START Provided entries

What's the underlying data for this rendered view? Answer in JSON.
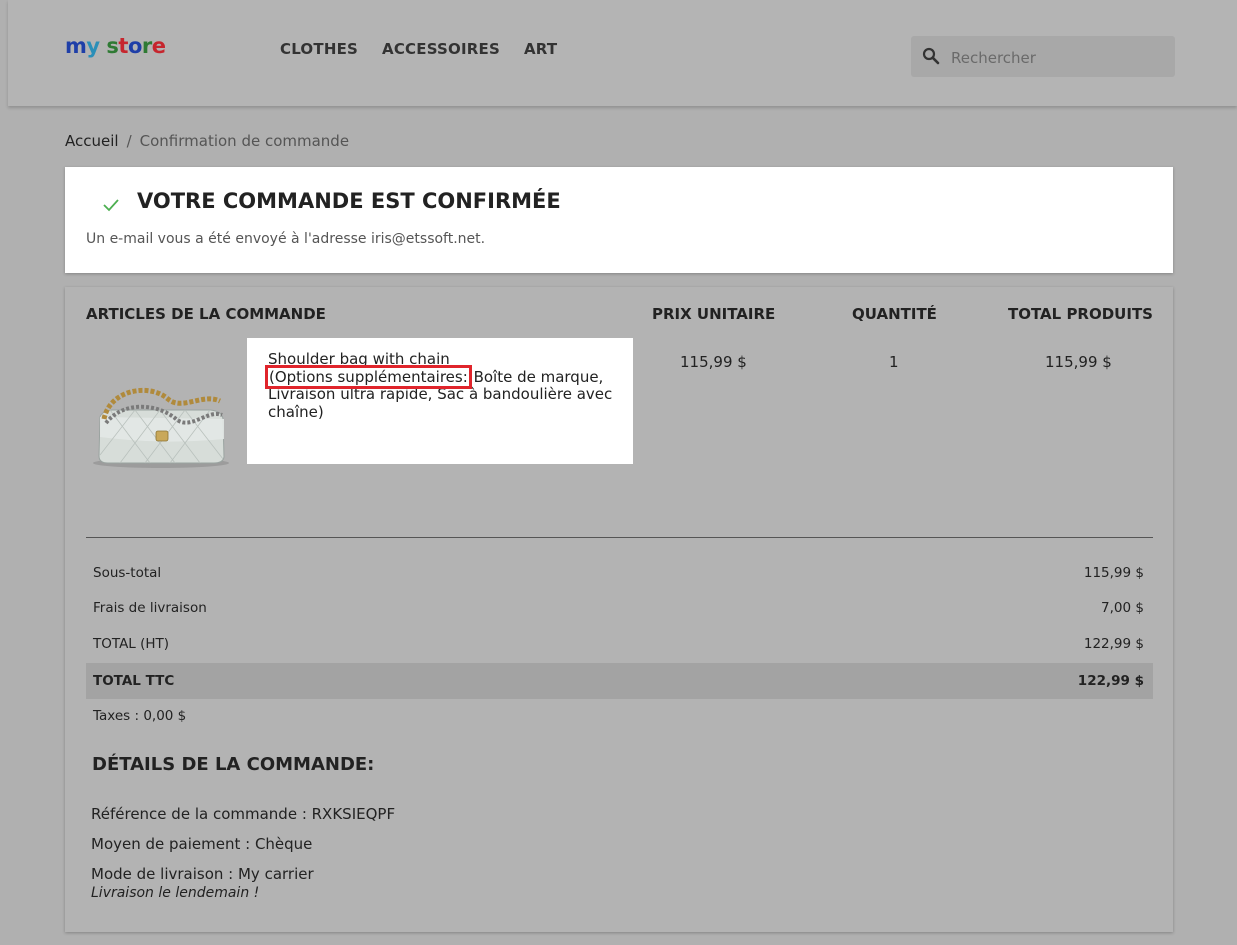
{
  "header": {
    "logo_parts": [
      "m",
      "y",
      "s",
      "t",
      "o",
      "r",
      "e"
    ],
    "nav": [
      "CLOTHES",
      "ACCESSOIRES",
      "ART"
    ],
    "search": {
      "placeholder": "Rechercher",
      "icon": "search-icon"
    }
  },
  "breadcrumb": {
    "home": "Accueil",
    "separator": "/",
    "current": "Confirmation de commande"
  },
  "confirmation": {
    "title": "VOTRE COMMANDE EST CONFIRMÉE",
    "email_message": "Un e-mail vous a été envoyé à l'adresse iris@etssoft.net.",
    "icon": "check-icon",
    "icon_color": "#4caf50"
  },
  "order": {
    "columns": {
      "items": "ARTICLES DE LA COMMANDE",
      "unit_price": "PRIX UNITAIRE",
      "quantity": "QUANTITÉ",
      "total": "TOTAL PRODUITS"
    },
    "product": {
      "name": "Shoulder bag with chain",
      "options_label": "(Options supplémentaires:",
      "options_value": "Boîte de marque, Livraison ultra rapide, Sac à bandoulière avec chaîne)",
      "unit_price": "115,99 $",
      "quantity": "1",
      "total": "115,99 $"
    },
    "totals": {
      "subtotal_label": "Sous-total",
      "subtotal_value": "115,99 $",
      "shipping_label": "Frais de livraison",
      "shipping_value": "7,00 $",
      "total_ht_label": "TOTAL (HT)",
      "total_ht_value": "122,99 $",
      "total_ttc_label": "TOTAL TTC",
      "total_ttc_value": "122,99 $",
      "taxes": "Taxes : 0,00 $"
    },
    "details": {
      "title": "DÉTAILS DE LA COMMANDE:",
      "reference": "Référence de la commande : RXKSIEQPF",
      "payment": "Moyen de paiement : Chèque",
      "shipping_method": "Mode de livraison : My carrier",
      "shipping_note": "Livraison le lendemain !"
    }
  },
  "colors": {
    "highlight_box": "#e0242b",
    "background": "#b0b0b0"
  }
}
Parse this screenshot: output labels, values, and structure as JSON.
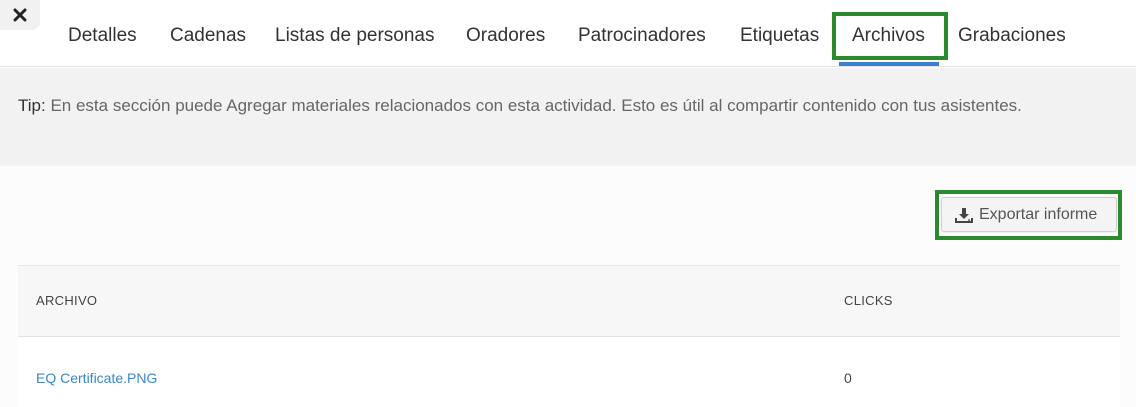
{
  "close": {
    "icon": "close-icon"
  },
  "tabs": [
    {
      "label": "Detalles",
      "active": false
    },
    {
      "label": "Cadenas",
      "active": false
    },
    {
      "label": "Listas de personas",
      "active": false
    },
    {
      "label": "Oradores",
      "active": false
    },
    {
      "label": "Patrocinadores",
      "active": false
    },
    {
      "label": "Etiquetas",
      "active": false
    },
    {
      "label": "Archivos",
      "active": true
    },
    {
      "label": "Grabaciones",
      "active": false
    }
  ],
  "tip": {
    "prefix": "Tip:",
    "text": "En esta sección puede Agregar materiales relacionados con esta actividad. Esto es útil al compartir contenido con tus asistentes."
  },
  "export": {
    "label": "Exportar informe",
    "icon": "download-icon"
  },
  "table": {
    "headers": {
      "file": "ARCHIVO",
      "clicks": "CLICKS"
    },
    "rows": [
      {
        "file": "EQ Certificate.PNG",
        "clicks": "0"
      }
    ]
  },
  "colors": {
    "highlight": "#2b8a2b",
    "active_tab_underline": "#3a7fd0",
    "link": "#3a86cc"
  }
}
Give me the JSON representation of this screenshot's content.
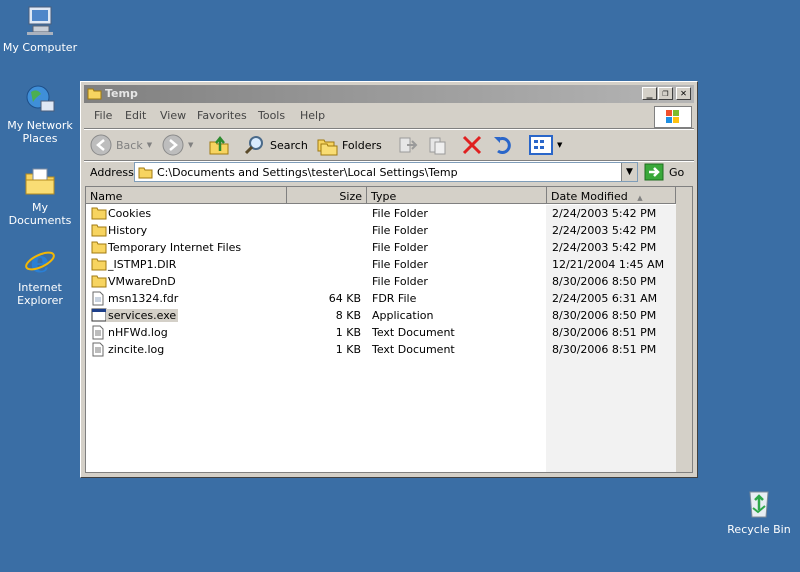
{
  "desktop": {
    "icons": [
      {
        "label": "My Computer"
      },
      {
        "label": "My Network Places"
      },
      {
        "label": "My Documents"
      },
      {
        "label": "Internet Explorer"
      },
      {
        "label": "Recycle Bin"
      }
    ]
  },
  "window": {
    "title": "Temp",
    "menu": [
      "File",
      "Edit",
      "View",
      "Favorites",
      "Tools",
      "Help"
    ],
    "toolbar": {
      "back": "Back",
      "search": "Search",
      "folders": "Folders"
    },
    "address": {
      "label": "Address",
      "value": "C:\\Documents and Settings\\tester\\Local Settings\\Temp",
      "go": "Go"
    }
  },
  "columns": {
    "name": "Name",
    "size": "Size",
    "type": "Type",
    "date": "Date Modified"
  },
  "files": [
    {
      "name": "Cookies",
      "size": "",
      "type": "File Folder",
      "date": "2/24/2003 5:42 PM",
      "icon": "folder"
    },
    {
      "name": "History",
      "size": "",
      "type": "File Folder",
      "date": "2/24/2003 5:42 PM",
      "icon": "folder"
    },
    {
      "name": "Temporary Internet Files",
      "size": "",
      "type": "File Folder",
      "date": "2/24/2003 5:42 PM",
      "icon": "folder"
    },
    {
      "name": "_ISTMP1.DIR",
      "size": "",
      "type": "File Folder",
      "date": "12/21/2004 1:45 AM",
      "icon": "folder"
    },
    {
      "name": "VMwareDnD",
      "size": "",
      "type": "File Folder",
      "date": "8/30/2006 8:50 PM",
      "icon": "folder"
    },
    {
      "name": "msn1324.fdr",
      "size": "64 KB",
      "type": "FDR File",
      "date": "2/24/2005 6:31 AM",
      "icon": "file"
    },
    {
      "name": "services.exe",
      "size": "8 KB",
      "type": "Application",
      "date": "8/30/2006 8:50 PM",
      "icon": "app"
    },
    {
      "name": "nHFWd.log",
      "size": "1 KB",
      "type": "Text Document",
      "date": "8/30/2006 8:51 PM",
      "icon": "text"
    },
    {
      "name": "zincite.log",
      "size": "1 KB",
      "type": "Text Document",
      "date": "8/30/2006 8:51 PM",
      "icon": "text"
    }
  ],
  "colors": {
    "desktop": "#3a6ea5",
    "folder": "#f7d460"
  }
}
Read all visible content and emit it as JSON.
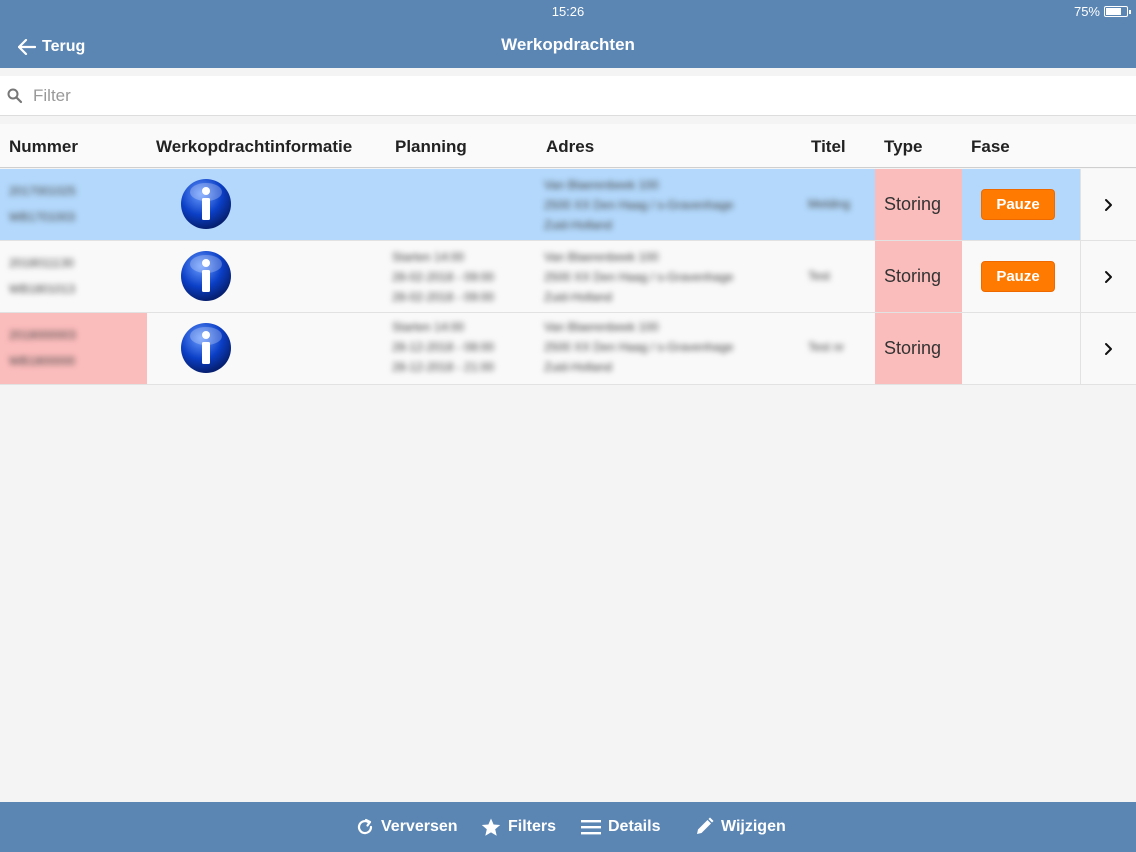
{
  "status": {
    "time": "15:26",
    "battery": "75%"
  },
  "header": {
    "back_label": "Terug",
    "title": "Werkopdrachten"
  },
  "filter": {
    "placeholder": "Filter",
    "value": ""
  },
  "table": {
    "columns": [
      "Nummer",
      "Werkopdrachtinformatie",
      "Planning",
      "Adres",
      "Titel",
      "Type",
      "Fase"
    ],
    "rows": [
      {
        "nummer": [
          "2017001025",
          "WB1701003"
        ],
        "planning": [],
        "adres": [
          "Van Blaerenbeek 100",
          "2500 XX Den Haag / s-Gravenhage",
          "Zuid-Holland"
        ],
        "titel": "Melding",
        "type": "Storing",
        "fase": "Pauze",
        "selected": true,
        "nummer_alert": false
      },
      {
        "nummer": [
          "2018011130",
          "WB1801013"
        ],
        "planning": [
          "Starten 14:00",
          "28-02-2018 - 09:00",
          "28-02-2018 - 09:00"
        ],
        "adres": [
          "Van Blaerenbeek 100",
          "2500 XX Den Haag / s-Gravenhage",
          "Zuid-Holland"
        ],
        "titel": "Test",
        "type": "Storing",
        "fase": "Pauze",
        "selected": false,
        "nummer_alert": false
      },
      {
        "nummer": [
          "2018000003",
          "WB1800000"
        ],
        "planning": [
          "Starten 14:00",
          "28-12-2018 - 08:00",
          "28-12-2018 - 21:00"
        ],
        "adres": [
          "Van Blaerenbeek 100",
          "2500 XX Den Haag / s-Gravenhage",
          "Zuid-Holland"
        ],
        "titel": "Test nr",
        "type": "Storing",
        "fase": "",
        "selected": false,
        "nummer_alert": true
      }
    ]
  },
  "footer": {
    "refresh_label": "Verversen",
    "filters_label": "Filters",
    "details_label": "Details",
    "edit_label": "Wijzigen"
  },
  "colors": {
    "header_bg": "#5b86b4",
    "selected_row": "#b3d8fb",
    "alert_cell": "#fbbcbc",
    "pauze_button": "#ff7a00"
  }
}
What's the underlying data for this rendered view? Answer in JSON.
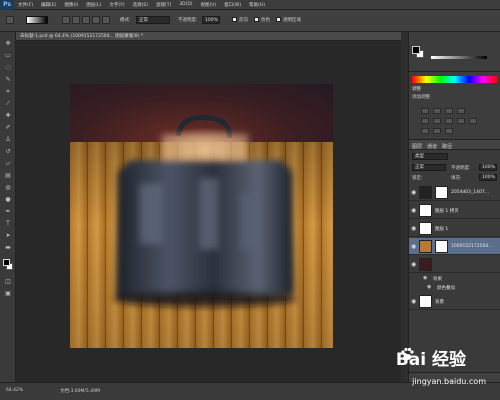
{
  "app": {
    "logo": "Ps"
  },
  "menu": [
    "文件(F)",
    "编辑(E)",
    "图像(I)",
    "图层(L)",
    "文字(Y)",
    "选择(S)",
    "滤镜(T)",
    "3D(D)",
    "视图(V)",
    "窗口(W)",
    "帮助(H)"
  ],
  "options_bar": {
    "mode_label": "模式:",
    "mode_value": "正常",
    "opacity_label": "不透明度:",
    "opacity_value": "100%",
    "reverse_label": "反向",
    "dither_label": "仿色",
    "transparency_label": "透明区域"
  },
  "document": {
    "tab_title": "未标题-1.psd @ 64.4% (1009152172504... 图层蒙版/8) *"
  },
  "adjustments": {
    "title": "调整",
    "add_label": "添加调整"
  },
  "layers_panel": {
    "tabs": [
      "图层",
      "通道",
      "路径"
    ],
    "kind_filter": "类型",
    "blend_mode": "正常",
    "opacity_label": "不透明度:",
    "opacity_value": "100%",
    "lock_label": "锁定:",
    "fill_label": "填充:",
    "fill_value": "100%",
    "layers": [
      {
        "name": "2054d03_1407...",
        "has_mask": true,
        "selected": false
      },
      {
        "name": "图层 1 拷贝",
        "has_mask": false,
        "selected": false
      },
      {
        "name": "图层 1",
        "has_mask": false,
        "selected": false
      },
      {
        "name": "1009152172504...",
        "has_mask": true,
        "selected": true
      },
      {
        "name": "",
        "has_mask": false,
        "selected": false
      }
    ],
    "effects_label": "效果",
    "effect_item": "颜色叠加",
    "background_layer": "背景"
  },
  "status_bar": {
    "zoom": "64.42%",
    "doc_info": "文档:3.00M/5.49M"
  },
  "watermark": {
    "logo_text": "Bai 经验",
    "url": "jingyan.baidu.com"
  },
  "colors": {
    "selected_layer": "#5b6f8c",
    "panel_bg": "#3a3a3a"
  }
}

END Provided entries

-- Aim of the task --
Say, as a bare number, how many lines in the entries above include the string "true".

-- Correct response --
6